Stored data entries:
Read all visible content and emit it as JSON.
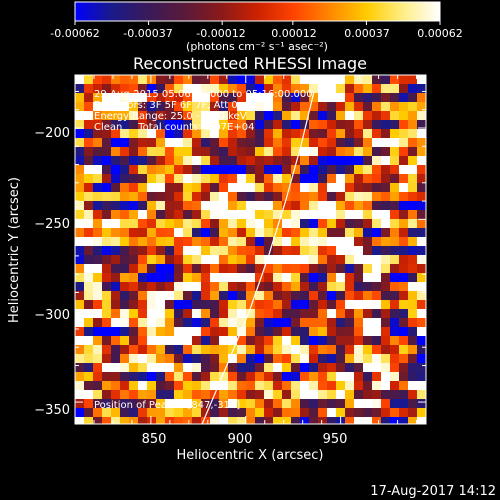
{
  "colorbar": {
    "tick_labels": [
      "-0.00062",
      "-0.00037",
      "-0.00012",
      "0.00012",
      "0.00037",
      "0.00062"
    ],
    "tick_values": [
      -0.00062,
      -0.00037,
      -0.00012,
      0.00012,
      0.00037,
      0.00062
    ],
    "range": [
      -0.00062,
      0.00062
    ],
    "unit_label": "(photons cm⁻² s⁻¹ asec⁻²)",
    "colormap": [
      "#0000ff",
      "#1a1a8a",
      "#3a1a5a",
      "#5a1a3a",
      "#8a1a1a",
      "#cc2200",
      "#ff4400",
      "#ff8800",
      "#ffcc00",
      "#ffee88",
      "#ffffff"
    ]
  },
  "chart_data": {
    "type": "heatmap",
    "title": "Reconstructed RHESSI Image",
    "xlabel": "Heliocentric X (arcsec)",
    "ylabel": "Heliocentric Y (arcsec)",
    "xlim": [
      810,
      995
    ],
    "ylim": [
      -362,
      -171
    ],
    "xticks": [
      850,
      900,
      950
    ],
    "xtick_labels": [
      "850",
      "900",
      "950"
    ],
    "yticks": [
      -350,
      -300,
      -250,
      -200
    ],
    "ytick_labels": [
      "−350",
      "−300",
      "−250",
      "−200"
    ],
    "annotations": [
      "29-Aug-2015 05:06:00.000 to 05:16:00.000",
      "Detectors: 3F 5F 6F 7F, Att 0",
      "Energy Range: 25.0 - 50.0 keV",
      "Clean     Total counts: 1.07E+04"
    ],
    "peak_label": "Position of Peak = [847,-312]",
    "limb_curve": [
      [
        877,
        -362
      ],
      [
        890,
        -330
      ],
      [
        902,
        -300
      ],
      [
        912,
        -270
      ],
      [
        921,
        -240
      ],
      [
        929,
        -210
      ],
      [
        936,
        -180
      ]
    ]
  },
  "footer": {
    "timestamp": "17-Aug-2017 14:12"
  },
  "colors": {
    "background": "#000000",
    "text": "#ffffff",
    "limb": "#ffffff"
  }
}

WHAT IS ASKED> All the lines above are to be given again exactly as they read, with the pictures removed.

OUTPUT>
Read all visible content and emit it as JSON.
{
  "colorbar": {
    "tick_labels": [
      "-0.00062",
      "-0.00037",
      "-0.00012",
      "0.00012",
      "0.00037",
      "0.00062"
    ],
    "tick_values": [
      -0.00062,
      -0.00037,
      -0.00012,
      0.00012,
      0.00037,
      0.00062
    ],
    "range": [
      -0.00062,
      0.00062
    ],
    "unit_label": "(photons cm⁻² s⁻¹ asec⁻²)",
    "colormap": [
      "#0000ff",
      "#1a1a8a",
      "#3a1a5a",
      "#5a1a3a",
      "#8a1a1a",
      "#cc2200",
      "#ff4400",
      "#ff8800",
      "#ffcc00",
      "#ffee88",
      "#ffffff"
    ]
  },
  "chart_data": {
    "type": "heatmap",
    "title": "Reconstructed RHESSI Image",
    "xlabel": "Heliocentric X (arcsec)",
    "ylabel": "Heliocentric Y (arcsec)",
    "xlim": [
      810,
      995
    ],
    "ylim": [
      -362,
      -171
    ],
    "xticks": [
      850,
      900,
      950
    ],
    "xtick_labels": [
      "850",
      "900",
      "950"
    ],
    "yticks": [
      -350,
      -300,
      -250,
      -200
    ],
    "ytick_labels": [
      "−350",
      "−300",
      "−250",
      "−200"
    ],
    "annotations": [
      "29-Aug-2015 05:06:00.000 to 05:16:00.000",
      "Detectors: 3F 5F 6F 7F, Att 0",
      "Energy Range: 25.0 - 50.0 keV",
      "Clean     Total counts: 1.07E+04"
    ],
    "peak_label": "Position of Peak = [847,-312]",
    "limb_curve": [
      [
        877,
        -362
      ],
      [
        890,
        -330
      ],
      [
        902,
        -300
      ],
      [
        912,
        -270
      ],
      [
        921,
        -240
      ],
      [
        929,
        -210
      ],
      [
        936,
        -180
      ]
    ]
  },
  "footer": {
    "timestamp": "17-Aug-2017 14:12"
  },
  "colors": {
    "background": "#000000",
    "text": "#ffffff",
    "limb": "#ffffff"
  }
}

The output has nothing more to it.